**What is being asked:** Copy the data below exactly, omitting any picture it contains.

**Provided material:**

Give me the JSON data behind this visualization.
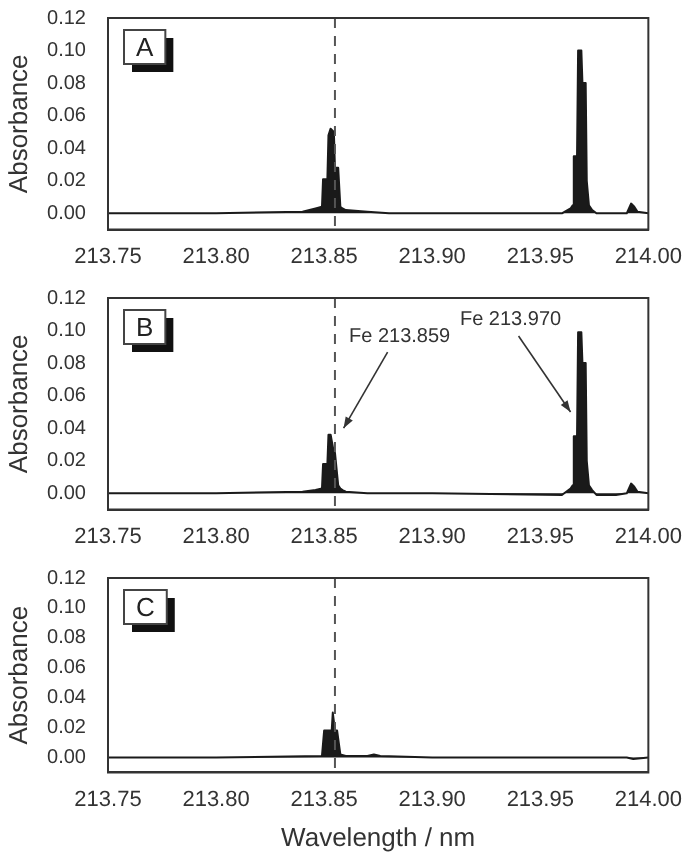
{
  "chart_data": [
    {
      "type": "area",
      "ylabel": "Absorbance",
      "annotations": [
        "A"
      ],
      "x": [
        213.75,
        213.8,
        213.84,
        213.846,
        213.849,
        213.8495,
        213.8515,
        213.852,
        213.853,
        213.8545,
        213.855,
        213.8565,
        213.8575,
        213.8585,
        213.86,
        213.87,
        213.88,
        213.9,
        213.96,
        213.964,
        213.965,
        213.9655,
        213.967,
        213.9675,
        213.969,
        213.9695,
        213.971,
        213.9715,
        213.9725,
        213.974,
        213.976,
        213.985,
        213.99,
        213.992,
        213.9935,
        213.995,
        214.0
      ],
      "values": [
        0,
        0,
        0.001,
        0.003,
        0.004,
        0.021,
        0.021,
        0.048,
        0.052,
        0.05,
        0.028,
        0.028,
        0.004,
        0.003,
        0.002,
        0.001,
        0,
        0,
        0,
        0.003,
        0.005,
        0.035,
        0.035,
        0.1,
        0.1,
        0.08,
        0.08,
        0.02,
        0.005,
        0.002,
        0,
        0,
        0,
        0.006,
        0.004,
        0.001,
        0
      ],
      "color": "#1a1a1a",
      "xlim": [
        213.75,
        214.0
      ],
      "xticks": [
        {
          "value": 213.75,
          "label": "213.75"
        },
        {
          "value": 213.8,
          "label": "213.80"
        },
        {
          "value": 213.85,
          "label": "213.85"
        },
        {
          "value": 213.9,
          "label": "213.90"
        },
        {
          "value": 213.95,
          "label": "213.95"
        },
        {
          "value": 214.0,
          "label": "214.00"
        }
      ],
      "ylim": [
        -0.01,
        0.12
      ],
      "yticks": [
        {
          "value": 0,
          "label": "0.00"
        },
        {
          "value": 0.02,
          "label": "0.02"
        },
        {
          "value": 0.04,
          "label": "0.04"
        },
        {
          "value": 0.06,
          "label": "0.06"
        },
        {
          "value": 0.08,
          "label": "0.08"
        },
        {
          "value": 0.1,
          "label": "0.10"
        },
        {
          "value": 0.12,
          "label": "0.12"
        }
      ],
      "ref_lines": [
        {
          "axis": "x",
          "value": 213.855,
          "line_style": "dashed",
          "color": "#555555"
        }
      ]
    },
    {
      "type": "area",
      "ylabel": "Absorbance",
      "annotations": [
        "B",
        {
          "text": "Fe 213.859",
          "x": 213.859,
          "y": 0.04
        },
        {
          "text": "Fe 213.970",
          "x": 213.964,
          "y": 0.05
        }
      ],
      "x": [
        213.75,
        213.8,
        213.84,
        213.846,
        213.849,
        213.8495,
        213.8515,
        213.852,
        213.853,
        213.8545,
        213.855,
        213.8565,
        213.8575,
        213.8585,
        213.86,
        213.87,
        213.88,
        213.9,
        213.96,
        213.964,
        213.965,
        213.9655,
        213.967,
        213.9675,
        213.969,
        213.9695,
        213.971,
        213.9715,
        213.9725,
        213.974,
        213.976,
        213.985,
        213.99,
        213.992,
        213.9935,
        213.995,
        214.0
      ],
      "values": [
        0,
        0,
        0.001,
        0.002,
        0.003,
        0.018,
        0.018,
        0.036,
        0.036,
        0.025,
        0.025,
        0.005,
        0.003,
        0.002,
        0.001,
        0,
        0,
        0,
        -0.001,
        0.003,
        0.005,
        0.035,
        0.035,
        0.099,
        0.099,
        0.08,
        0.08,
        0.02,
        0.005,
        0.002,
        -0.001,
        -0.001,
        0,
        0.006,
        0.004,
        0.001,
        0
      ],
      "color": "#1a1a1a",
      "xlim": [
        213.75,
        214.0
      ],
      "xticks": [
        {
          "value": 213.75,
          "label": "213.75"
        },
        {
          "value": 213.8,
          "label": "213.80"
        },
        {
          "value": 213.85,
          "label": "213.85"
        },
        {
          "value": 213.9,
          "label": "213.90"
        },
        {
          "value": 213.95,
          "label": "213.95"
        },
        {
          "value": 214.0,
          "label": "214.00"
        }
      ],
      "ylim": [
        -0.01,
        0.12
      ],
      "yticks": [
        {
          "value": 0,
          "label": "0.00"
        },
        {
          "value": 0.02,
          "label": "0.02"
        },
        {
          "value": 0.04,
          "label": "0.04"
        },
        {
          "value": 0.06,
          "label": "0.06"
        },
        {
          "value": 0.08,
          "label": "0.08"
        },
        {
          "value": 0.1,
          "label": "0.10"
        },
        {
          "value": 0.12,
          "label": "0.12"
        }
      ],
      "ref_lines": [
        {
          "axis": "x",
          "value": 213.855,
          "line_style": "dashed",
          "color": "#555555"
        }
      ]
    },
    {
      "type": "area",
      "ylabel": "Absorbance",
      "xlabel": "Wavelength / nm",
      "annotations": [
        "C"
      ],
      "x": [
        213.75,
        213.8,
        213.849,
        213.85,
        213.8535,
        213.854,
        213.855,
        213.856,
        213.8575,
        213.86,
        213.87,
        213.873,
        213.876,
        213.9,
        213.95,
        213.99,
        213.993,
        214.0
      ],
      "values": [
        0,
        0,
        0.001,
        0.018,
        0.018,
        0.03,
        0.018,
        0.018,
        0.002,
        0.001,
        0.001,
        0.002,
        0.001,
        0,
        0,
        0,
        -0.001,
        0
      ],
      "color": "#1a1a1a",
      "xlim": [
        213.75,
        214.0
      ],
      "xticks": [
        {
          "value": 213.75,
          "label": "213.75"
        },
        {
          "value": 213.8,
          "label": "213.80"
        },
        {
          "value": 213.85,
          "label": "213.85"
        },
        {
          "value": 213.9,
          "label": "213.90"
        },
        {
          "value": 213.95,
          "label": "213.95"
        },
        {
          "value": 214.0,
          "label": "214.00"
        }
      ],
      "ylim": [
        -0.01,
        0.12
      ],
      "yticks": [
        {
          "value": 0,
          "label": "0.00"
        },
        {
          "value": 0.02,
          "label": "0.02"
        },
        {
          "value": 0.04,
          "label": "0.04"
        },
        {
          "value": 0.06,
          "label": "0.06"
        },
        {
          "value": 0.08,
          "label": "0.08"
        },
        {
          "value": 0.1,
          "label": "0.10"
        },
        {
          "value": 0.12,
          "label": "0.12"
        }
      ],
      "ref_lines": [
        {
          "axis": "x",
          "value": 213.855,
          "line_style": "dashed",
          "color": "#555555"
        }
      ]
    }
  ]
}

**Result:**
Give me the JSON data behind this visualization.
{
  "chart_data": [
    {
      "type": "area",
      "ylabel": "Absorbance",
      "annotations": [
        "A"
      ],
      "x": [
        213.75,
        213.8,
        213.84,
        213.846,
        213.849,
        213.8495,
        213.8515,
        213.852,
        213.853,
        213.8545,
        213.855,
        213.8565,
        213.8575,
        213.8585,
        213.86,
        213.87,
        213.88,
        213.9,
        213.96,
        213.964,
        213.965,
        213.9655,
        213.967,
        213.9675,
        213.969,
        213.9695,
        213.971,
        213.9715,
        213.9725,
        213.974,
        213.976,
        213.985,
        213.99,
        213.992,
        213.9935,
        213.995,
        214.0
      ],
      "values": [
        0,
        0,
        0.001,
        0.003,
        0.004,
        0.021,
        0.021,
        0.048,
        0.052,
        0.05,
        0.028,
        0.028,
        0.004,
        0.003,
        0.002,
        0.001,
        0,
        0,
        0,
        0.003,
        0.005,
        0.035,
        0.035,
        0.1,
        0.1,
        0.08,
        0.08,
        0.02,
        0.005,
        0.002,
        0,
        0,
        0,
        0.006,
        0.004,
        0.001,
        0
      ],
      "color": "#1a1a1a",
      "xlim": [
        213.75,
        214.0
      ],
      "xticks": [
        {
          "value": 213.75,
          "label": "213.75"
        },
        {
          "value": 213.8,
          "label": "213.80"
        },
        {
          "value": 213.85,
          "label": "213.85"
        },
        {
          "value": 213.9,
          "label": "213.90"
        },
        {
          "value": 213.95,
          "label": "213.95"
        },
        {
          "value": 214.0,
          "label": "214.00"
        }
      ],
      "ylim": [
        -0.01,
        0.12
      ],
      "yticks": [
        {
          "value": 0,
          "label": "0.00"
        },
        {
          "value": 0.02,
          "label": "0.02"
        },
        {
          "value": 0.04,
          "label": "0.04"
        },
        {
          "value": 0.06,
          "label": "0.06"
        },
        {
          "value": 0.08,
          "label": "0.08"
        },
        {
          "value": 0.1,
          "label": "0.10"
        },
        {
          "value": 0.12,
          "label": "0.12"
        }
      ],
      "ref_lines": [
        {
          "axis": "x",
          "value": 213.855,
          "line_style": "dashed",
          "color": "#555555"
        }
      ]
    },
    {
      "type": "area",
      "ylabel": "Absorbance",
      "annotations": [
        "B",
        {
          "text": "Fe 213.859",
          "x": 213.859,
          "y": 0.04
        },
        {
          "text": "Fe 213.970",
          "x": 213.964,
          "y": 0.05
        }
      ],
      "x": [
        213.75,
        213.8,
        213.84,
        213.846,
        213.849,
        213.8495,
        213.8515,
        213.852,
        213.853,
        213.8545,
        213.855,
        213.8565,
        213.8575,
        213.8585,
        213.86,
        213.87,
        213.88,
        213.9,
        213.96,
        213.964,
        213.965,
        213.9655,
        213.967,
        213.9675,
        213.969,
        213.9695,
        213.971,
        213.9715,
        213.9725,
        213.974,
        213.976,
        213.985,
        213.99,
        213.992,
        213.9935,
        213.995,
        214.0
      ],
      "values": [
        0,
        0,
        0.001,
        0.002,
        0.003,
        0.018,
        0.018,
        0.036,
        0.036,
        0.025,
        0.025,
        0.005,
        0.003,
        0.002,
        0.001,
        0,
        0,
        0,
        -0.001,
        0.003,
        0.005,
        0.035,
        0.035,
        0.099,
        0.099,
        0.08,
        0.08,
        0.02,
        0.005,
        0.002,
        -0.001,
        -0.001,
        0,
        0.006,
        0.004,
        0.001,
        0
      ],
      "color": "#1a1a1a",
      "xlim": [
        213.75,
        214.0
      ],
      "xticks": [
        {
          "value": 213.75,
          "label": "213.75"
        },
        {
          "value": 213.8,
          "label": "213.80"
        },
        {
          "value": 213.85,
          "label": "213.85"
        },
        {
          "value": 213.9,
          "label": "213.90"
        },
        {
          "value": 213.95,
          "label": "213.95"
        },
        {
          "value": 214.0,
          "label": "214.00"
        }
      ],
      "ylim": [
        -0.01,
        0.12
      ],
      "yticks": [
        {
          "value": 0,
          "label": "0.00"
        },
        {
          "value": 0.02,
          "label": "0.02"
        },
        {
          "value": 0.04,
          "label": "0.04"
        },
        {
          "value": 0.06,
          "label": "0.06"
        },
        {
          "value": 0.08,
          "label": "0.08"
        },
        {
          "value": 0.1,
          "label": "0.10"
        },
        {
          "value": 0.12,
          "label": "0.12"
        }
      ],
      "ref_lines": [
        {
          "axis": "x",
          "value": 213.855,
          "line_style": "dashed",
          "color": "#555555"
        }
      ]
    },
    {
      "type": "area",
      "ylabel": "Absorbance",
      "xlabel": "Wavelength / nm",
      "annotations": [
        "C"
      ],
      "x": [
        213.75,
        213.8,
        213.849,
        213.85,
        213.8535,
        213.854,
        213.855,
        213.856,
        213.8575,
        213.86,
        213.87,
        213.873,
        213.876,
        213.9,
        213.95,
        213.99,
        213.993,
        214.0
      ],
      "values": [
        0,
        0,
        0.001,
        0.018,
        0.018,
        0.03,
        0.018,
        0.018,
        0.002,
        0.001,
        0.001,
        0.002,
        0.001,
        0,
        0,
        0,
        -0.001,
        0
      ],
      "color": "#1a1a1a",
      "xlim": [
        213.75,
        214.0
      ],
      "xticks": [
        {
          "value": 213.75,
          "label": "213.75"
        },
        {
          "value": 213.8,
          "label": "213.80"
        },
        {
          "value": 213.85,
          "label": "213.85"
        },
        {
          "value": 213.9,
          "label": "213.90"
        },
        {
          "value": 213.95,
          "label": "213.95"
        },
        {
          "value": 214.0,
          "label": "214.00"
        }
      ],
      "ylim": [
        -0.01,
        0.12
      ],
      "yticks": [
        {
          "value": 0,
          "label": "0.00"
        },
        {
          "value": 0.02,
          "label": "0.02"
        },
        {
          "value": 0.04,
          "label": "0.04"
        },
        {
          "value": 0.06,
          "label": "0.06"
        },
        {
          "value": 0.08,
          "label": "0.08"
        },
        {
          "value": 0.1,
          "label": "0.10"
        },
        {
          "value": 0.12,
          "label": "0.12"
        }
      ],
      "ref_lines": [
        {
          "axis": "x",
          "value": 213.855,
          "line_style": "dashed",
          "color": "#555555"
        }
      ]
    }
  ]
}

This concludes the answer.